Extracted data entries
--- begin ---

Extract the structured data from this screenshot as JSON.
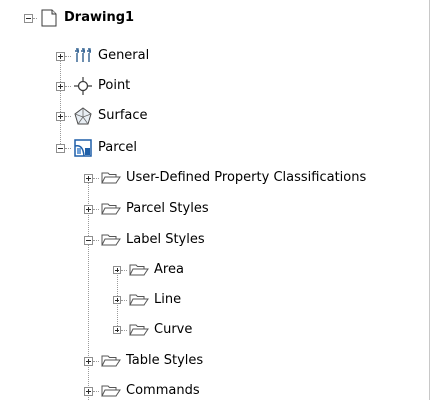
{
  "tree": {
    "root": {
      "label": "Drawing1",
      "icon": "document-icon",
      "expanded": true
    },
    "collections": [
      {
        "label": "General",
        "icon": "tools-icon",
        "expanded": false
      },
      {
        "label": "Point",
        "icon": "point-crosshair-icon",
        "expanded": false
      },
      {
        "label": "Surface",
        "icon": "surface-icon",
        "expanded": false
      },
      {
        "label": "Parcel",
        "icon": "parcel-icon",
        "expanded": true
      }
    ],
    "parcel_children": [
      {
        "label": "User-Defined Property Classifications",
        "icon": "folder-icon",
        "expanded": false
      },
      {
        "label": "Parcel Styles",
        "icon": "folder-icon",
        "expanded": false
      },
      {
        "label": "Label Styles",
        "icon": "folder-icon",
        "expanded": true
      },
      {
        "label": "Table Styles",
        "icon": "folder-icon",
        "expanded": false
      },
      {
        "label": "Commands",
        "icon": "folder-icon",
        "expanded": false
      }
    ],
    "label_style_children": [
      {
        "label": "Area",
        "icon": "folder-icon",
        "expanded": false
      },
      {
        "label": "Line",
        "icon": "folder-icon",
        "expanded": false
      },
      {
        "label": "Curve",
        "icon": "folder-icon",
        "expanded": false
      }
    ]
  }
}
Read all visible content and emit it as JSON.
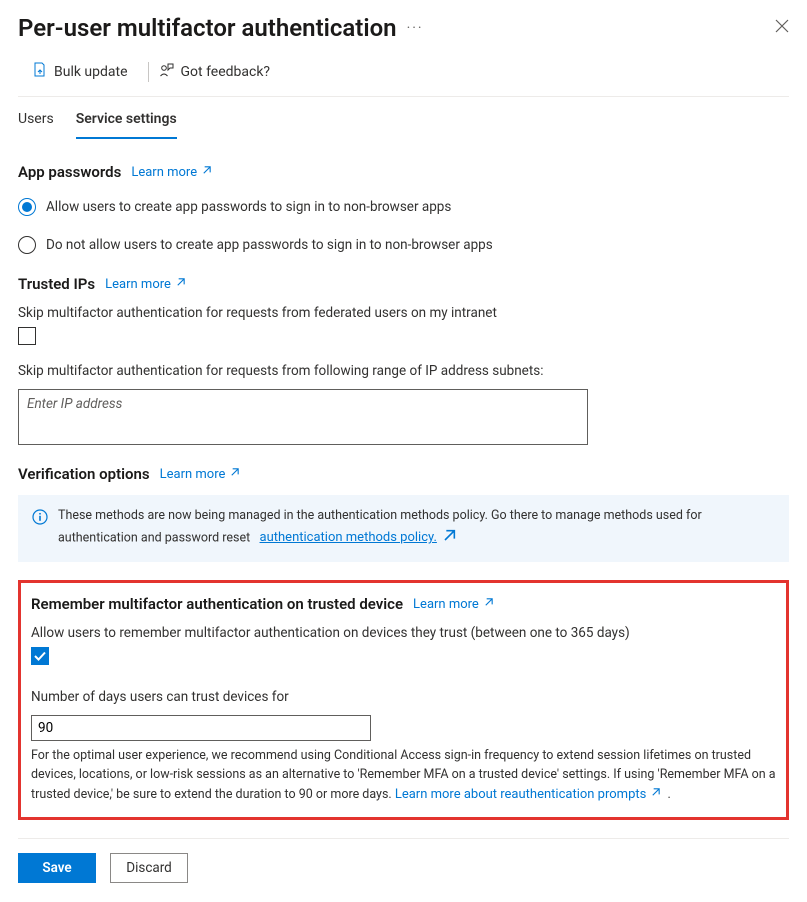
{
  "header": {
    "title": "Per-user multifactor authentication"
  },
  "commandBar": {
    "bulkUpdate": "Bulk update",
    "feedback": "Got feedback?"
  },
  "tabs": {
    "users": "Users",
    "serviceSettings": "Service settings"
  },
  "appPasswords": {
    "title": "App passwords",
    "learnMore": "Learn more",
    "optAllow": "Allow users to create app passwords to sign in to non-browser apps",
    "optDeny": "Do not allow users to create app passwords to sign in to non-browser apps"
  },
  "trustedIps": {
    "title": "Trusted IPs",
    "learnMore": "Learn more",
    "skipFederated": "Skip multifactor authentication for requests from federated users on my intranet",
    "skipRange": "Skip multifactor authentication for requests from following range of IP address subnets:",
    "placeholder": "Enter IP address"
  },
  "verification": {
    "title": "Verification options",
    "learnMore": "Learn more",
    "infoText": "These methods are now being managed in the authentication methods policy. Go there to manage methods used for authentication and password reset",
    "infoLink": "authentication methods policy."
  },
  "remember": {
    "title": "Remember multifactor authentication on trusted device",
    "learnMore": "Learn more",
    "allowLabel": "Allow users to remember multifactor authentication on devices they trust (between one to 365 days)",
    "daysLabel": "Number of days users can trust devices for",
    "daysValue": "90",
    "helperText": "For the optimal user experience, we recommend using Conditional Access sign-in frequency to extend session lifetimes on trusted devices, locations, or low-risk sessions as an alternative to 'Remember MFA on a trusted device' settings. If using 'Remember MFA on a trusted device,' be sure to extend the duration to 90 or more days.",
    "helperLink": "Learn more about reauthentication prompts"
  },
  "footer": {
    "save": "Save",
    "discard": "Discard"
  }
}
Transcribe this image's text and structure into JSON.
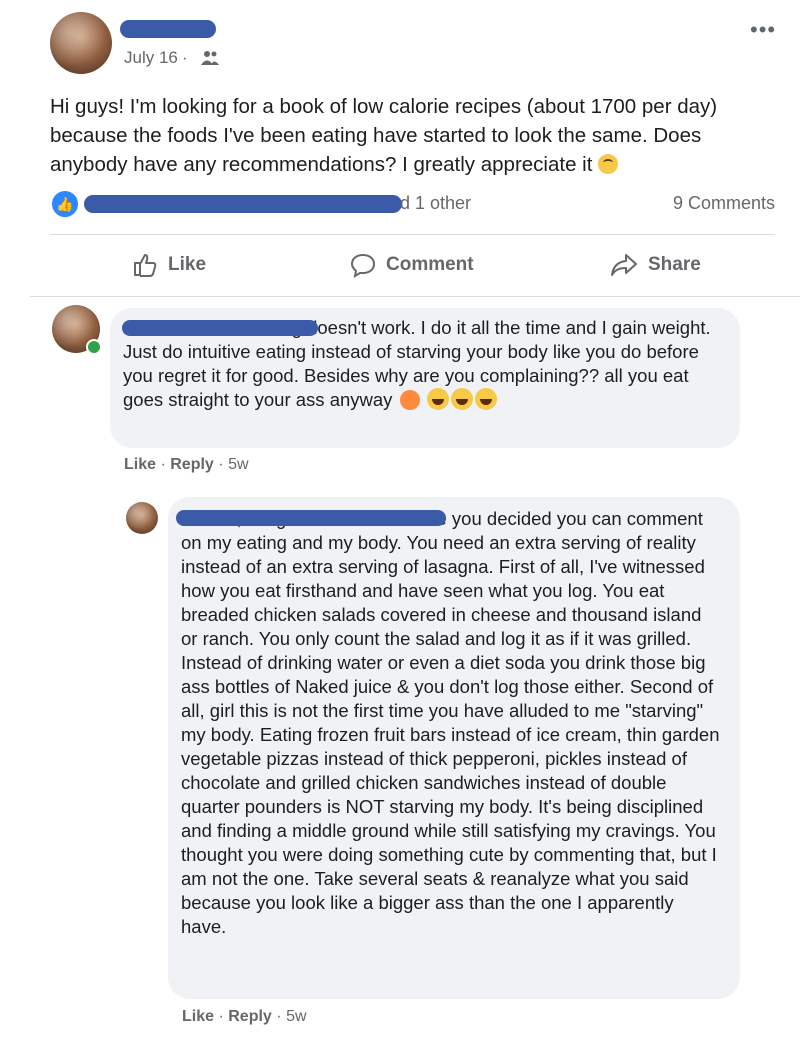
{
  "post": {
    "date": "July 16",
    "separator": "·",
    "audience_icon": "friends-icon",
    "more_icon": "•••",
    "text": "Hi guys! I'm looking for a book of low calorie recipes (about 1700 per day) because the foods I've been eating have started to look the same. Does anybody have any recommendations? I greatly appreciate it",
    "emoji": "upside-down-face",
    "reactions_text": "d 1 other",
    "comment_count": "9 Comments"
  },
  "actions": {
    "like": "Like",
    "comment": "Comment",
    "share": "Share"
  },
  "comments": [
    {
      "text_visible": "n ok. Calorie counting doesn't work. I do it all the time and I gain weight. Just do intuitive eating instead of starving your body like you do before you regret it for good. Besides why are you complaining?? all you eat goes straight to your ass anyway",
      "emojis": [
        "peach",
        "joy",
        "joy",
        "joy"
      ],
      "like": "Like",
      "reply": "Reply",
      "time": "5w"
    },
    {
      "text_visible": "n Look, I'm gonna be blunt since you decided you can comment on my eating and my body. You need an extra serving of reality instead of an extra serving of lasagna. First of all, I've witnessed how you eat firsthand and have seen what you log. You eat breaded chicken salads covered in cheese and thousand island or ranch. You only count the salad and log it as if it was grilled. Instead of drinking water or even a diet soda you drink those big ass bottles of Naked juice & you don't log those either. Second of all, girl this is not the first time you have alluded to me \"starving\" my body. Eating frozen fruit bars instead of ice cream, thin garden vegetable pizzas instead of thick pepperoni, pickles instead of chocolate and grilled chicken sandwiches instead of double quarter pounders is NOT starving my body. It's being disciplined and finding a middle ground while still satisfying my cravings. You thought you were doing something cute by commenting that, but I am not the one. Take several seats & reanalyze what you said because you look like a bigger ass than the one I apparently have.",
      "like": "Like",
      "reply": "Reply",
      "time": "5w"
    }
  ],
  "colors": {
    "redaction": "#3b5aa8",
    "like_blue": "#2d88ff",
    "bubble": "#f0f2f5",
    "meta": "#65676b"
  }
}
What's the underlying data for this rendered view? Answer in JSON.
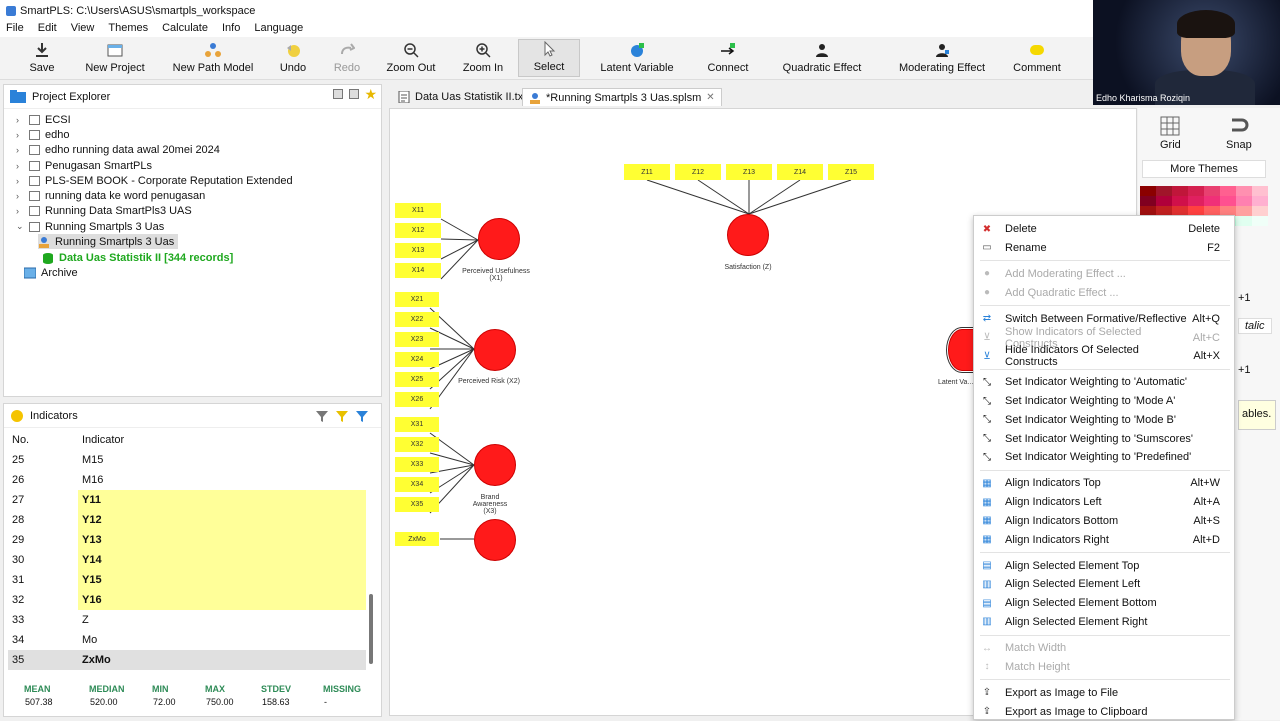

--- end ---

Challenge: All entries are to be retyped exactly. Omit any embedded images.

Final result:
Extract the structured data from this screenshot as JSON.
{
  "tree": {
    "root": {
      "label": "Drawing1",
      "icon": "document-icon",
      "expanded": true
    },
    "collections": [
      {
        "label": "General",
        "icon": "tools-icon",
        "expanded": false
      },
      {
        "label": "Point",
        "icon": "point-crosshair-icon",
        "expanded": false
      },
      {
        "label": "Surface",
        "icon": "surface-icon",
        "expanded": false
      },
      {
        "label": "Parcel",
        "icon": "parcel-icon",
        "expanded": true
      }
    ],
    "parcel_children": [
      {
        "label": "User-Defined Property Classifications",
        "icon": "folder-icon",
        "expanded": false
      },
      {
        "label": "Parcel Styles",
        "icon": "folder-icon",
        "expanded": false
      },
      {
        "label": "Label Styles",
        "icon": "folder-icon",
        "expanded": true
      },
      {
        "label": "Table Styles",
        "icon": "folder-icon",
        "expanded": false
      },
      {
        "label": "Commands",
        "icon": "folder-icon",
        "expanded": false
      }
    ],
    "label_style_children": [
      {
        "label": "Area",
        "icon": "folder-icon",
        "expanded": false
      },
      {
        "label": "Line",
        "icon": "folder-icon",
        "expanded": false
      },
      {
        "label": "Curve",
        "icon": "folder-icon",
        "expanded": false
      }
    ]
  }
}
Read all visible content and emit it as JSON.
{
  "header": {
    "title": "Per-user multifactor authentication"
  },
  "commandBar": {
    "bulkUpdate": "Bulk update",
    "feedback": "Got feedback?"
  },
  "tabs": {
    "users": "Users",
    "serviceSettings": "Service settings"
  },
  "appPasswords": {
    "title": "App passwords",
    "learnMore": "Learn more",
    "optAllow": "Allow users to create app passwords to sign in to non-browser apps",
    "optDeny": "Do not allow users to create app passwords to sign in to non-browser apps"
  },
  "trustedIps": {
    "title": "Trusted IPs",
    "learnMore": "Learn more",
    "skipFederated": "Skip multifactor authentication for requests from federated users on my intranet",
    "skipRange": "Skip multifactor authentication for requests from following range of IP address subnets:",
    "placeholder": "Enter IP address"
  },
  "verification": {
    "title": "Verification options",
    "learnMore": "Learn more",
    "infoText": "These methods are now being managed in the authentication methods policy. Go there to manage methods used for authentication and password reset",
    "infoLink": "authentication methods policy."
  },
  "remember": {
    "title": "Remember multifactor authentication on trusted device",
    "learnMore": "Learn more",
    "allowLabel": "Allow users to remember multifactor authentication on devices they trust (between one to 365 days)",
    "daysLabel": "Number of days users can trust devices for",
    "daysValue": "90",
    "helperText": "For the optimal user experience, we recommend using Conditional Access sign-in frequency to extend session lifetimes on trusted devices, locations, or low-risk sessions as an alternative to 'Remember MFA on a trusted device' settings. If using 'Remember MFA on a trusted device,' be sure to extend the duration to 90 or more days.",
    "helperLink": "Learn more about reauthentication prompts"
  },
  "footer": {
    "save": "Save",
    "discard": "Discard"
  }
}
Transcribe this image's text and structure into JSON.
{
  "post": {
    "date": "July 16",
    "separator": "·",
    "audience_icon": "friends-icon",
    "more_icon": "•••",
    "text": "Hi guys! I'm looking for a book of low calorie recipes (about 1700 per day) because the foods I've been eating have started to look the same. Does anybody have any recommendations? I greatly appreciate it",
    "emoji": "upside-down-face",
    "reactions_text": "d 1 other",
    "comment_count": "9 Comments"
  },
  "actions": {
    "like": "Like",
    "comment": "Comment",
    "share": "Share"
  },
  "comments": [
    {
      "text_visible": "n ok. Calorie counting doesn't work. I do it all the time and I gain weight. Just do intuitive eating instead of starving your body like you do before you regret it for good. Besides why are you complaining?? all you eat goes straight to your ass anyway",
      "emojis": [
        "peach",
        "joy",
        "joy",
        "joy"
      ],
      "like": "Like",
      "reply": "Reply",
      "time": "5w"
    },
    {
      "text_visible": "n Look, I'm gonna be blunt since you decided you can comment on my eating and my body. You need an extra serving of reality instead of an extra serving of lasagna. First of all, I've witnessed how you eat firsthand and have seen what you log. You eat breaded chicken salads covered in cheese and thousand island or ranch. You only count the salad and log it as if it was grilled. Instead of drinking water or even a diet soda you drink those big ass bottles of Naked juice & you don't log those either. Second of all, girl this is not the first time you have alluded to me \"starving\" my body. Eating frozen fruit bars instead of ice cream, thin garden vegetable pizzas instead of thick pepperoni, pickles instead of chocolate and grilled chicken sandwiches instead of double quarter pounders is NOT starving my body. It's being disciplined and finding a middle ground while still satisfying my cravings. You thought you were doing something cute by commenting that, but I am not the one. Take several seats & reanalyze what you said because you look like a bigger ass than the one I apparently have.",
      "like": "Like",
      "reply": "Reply",
      "time": "5w"
    }
  ],
  "colors": {
    "redaction": "#3b5aa8",
    "like_blue": "#2d88ff",
    "bubble": "#f0f2f5",
    "meta": "#65676b"
  }
}
What's the underlying data for this rendered view? Answer in JSON.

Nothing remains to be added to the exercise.